Saved data entries
-*-*-
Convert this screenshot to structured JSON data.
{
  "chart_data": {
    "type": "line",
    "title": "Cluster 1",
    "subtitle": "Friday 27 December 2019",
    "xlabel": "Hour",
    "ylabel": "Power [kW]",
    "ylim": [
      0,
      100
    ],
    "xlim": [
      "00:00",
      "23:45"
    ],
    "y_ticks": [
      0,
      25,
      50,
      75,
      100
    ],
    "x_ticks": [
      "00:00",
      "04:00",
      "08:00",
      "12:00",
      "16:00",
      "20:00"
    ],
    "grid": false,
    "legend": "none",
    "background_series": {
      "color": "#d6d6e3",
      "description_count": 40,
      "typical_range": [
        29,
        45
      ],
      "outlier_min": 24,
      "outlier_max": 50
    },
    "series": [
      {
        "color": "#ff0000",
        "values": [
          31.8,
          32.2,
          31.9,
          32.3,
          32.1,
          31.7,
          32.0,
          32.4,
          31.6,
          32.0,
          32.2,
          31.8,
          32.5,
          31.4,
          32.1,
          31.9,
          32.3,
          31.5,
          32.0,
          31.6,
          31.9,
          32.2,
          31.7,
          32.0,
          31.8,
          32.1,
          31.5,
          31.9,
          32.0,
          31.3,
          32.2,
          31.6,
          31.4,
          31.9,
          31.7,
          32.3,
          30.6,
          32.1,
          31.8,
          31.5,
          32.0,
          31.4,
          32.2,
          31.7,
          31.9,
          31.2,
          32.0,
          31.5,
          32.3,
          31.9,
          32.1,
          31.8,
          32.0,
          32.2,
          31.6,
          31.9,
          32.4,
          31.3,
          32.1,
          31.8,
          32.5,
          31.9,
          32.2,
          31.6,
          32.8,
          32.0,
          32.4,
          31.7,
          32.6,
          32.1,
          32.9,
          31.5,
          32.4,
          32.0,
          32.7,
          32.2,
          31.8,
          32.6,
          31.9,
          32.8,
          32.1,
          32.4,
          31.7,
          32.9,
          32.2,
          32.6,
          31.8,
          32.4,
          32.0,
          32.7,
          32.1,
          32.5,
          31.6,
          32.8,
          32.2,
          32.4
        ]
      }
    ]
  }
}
-*-*-
## To do
Extract the complete set of records unchanged.

## Solution
Convert this screenshot to structured JSON data.
{
  "chart_data": {
    "type": "line",
    "title": "Cluster 1",
    "subtitle": "Friday 27 December 2019",
    "xlabel": "Hour",
    "ylabel": "Power [kW]",
    "ylim": [
      0,
      100
    ],
    "xlim": [
      "00:00",
      "23:45"
    ],
    "y_ticks": [
      0,
      25,
      50,
      75,
      100
    ],
    "x_ticks": [
      "00:00",
      "04:00",
      "08:00",
      "12:00",
      "16:00",
      "20:00"
    ],
    "grid": false,
    "legend": "none",
    "background_series": {
      "color": "#d6d6e3",
      "description_count": 40,
      "typical_range": [
        29,
        45
      ],
      "outlier_min": 24,
      "outlier_max": 50
    },
    "series": [
      {
        "color": "#ff0000",
        "values": [
          31.8,
          32.2,
          31.9,
          32.3,
          32.1,
          31.7,
          32.0,
          32.4,
          31.6,
          32.0,
          32.2,
          31.8,
          32.5,
          31.4,
          32.1,
          31.9,
          32.3,
          31.5,
          32.0,
          31.6,
          31.9,
          32.2,
          31.7,
          32.0,
          31.8,
          32.1,
          31.5,
          31.9,
          32.0,
          31.3,
          32.2,
          31.6,
          31.4,
          31.9,
          31.7,
          32.3,
          30.6,
          32.1,
          31.8,
          31.5,
          32.0,
          31.4,
          32.2,
          31.7,
          31.9,
          31.2,
          32.0,
          31.5,
          32.3,
          31.9,
          32.1,
          31.8,
          32.0,
          32.2,
          31.6,
          31.9,
          32.4,
          31.3,
          32.1,
          31.8,
          32.5,
          31.9,
          32.2,
          31.6,
          32.8,
          32.0,
          32.4,
          31.7,
          32.6,
          32.1,
          32.9,
          31.5,
          32.4,
          32.0,
          32.7,
          32.2,
          31.8,
          32.6,
          31.9,
          32.8,
          32.1,
          32.4,
          31.7,
          32.9,
          32.2,
          32.6,
          31.8,
          32.4,
          32.0,
          32.7,
          32.1,
          32.5,
          31.6,
          32.8,
          32.2,
          32.4
        ]
      }
    ]
  }
}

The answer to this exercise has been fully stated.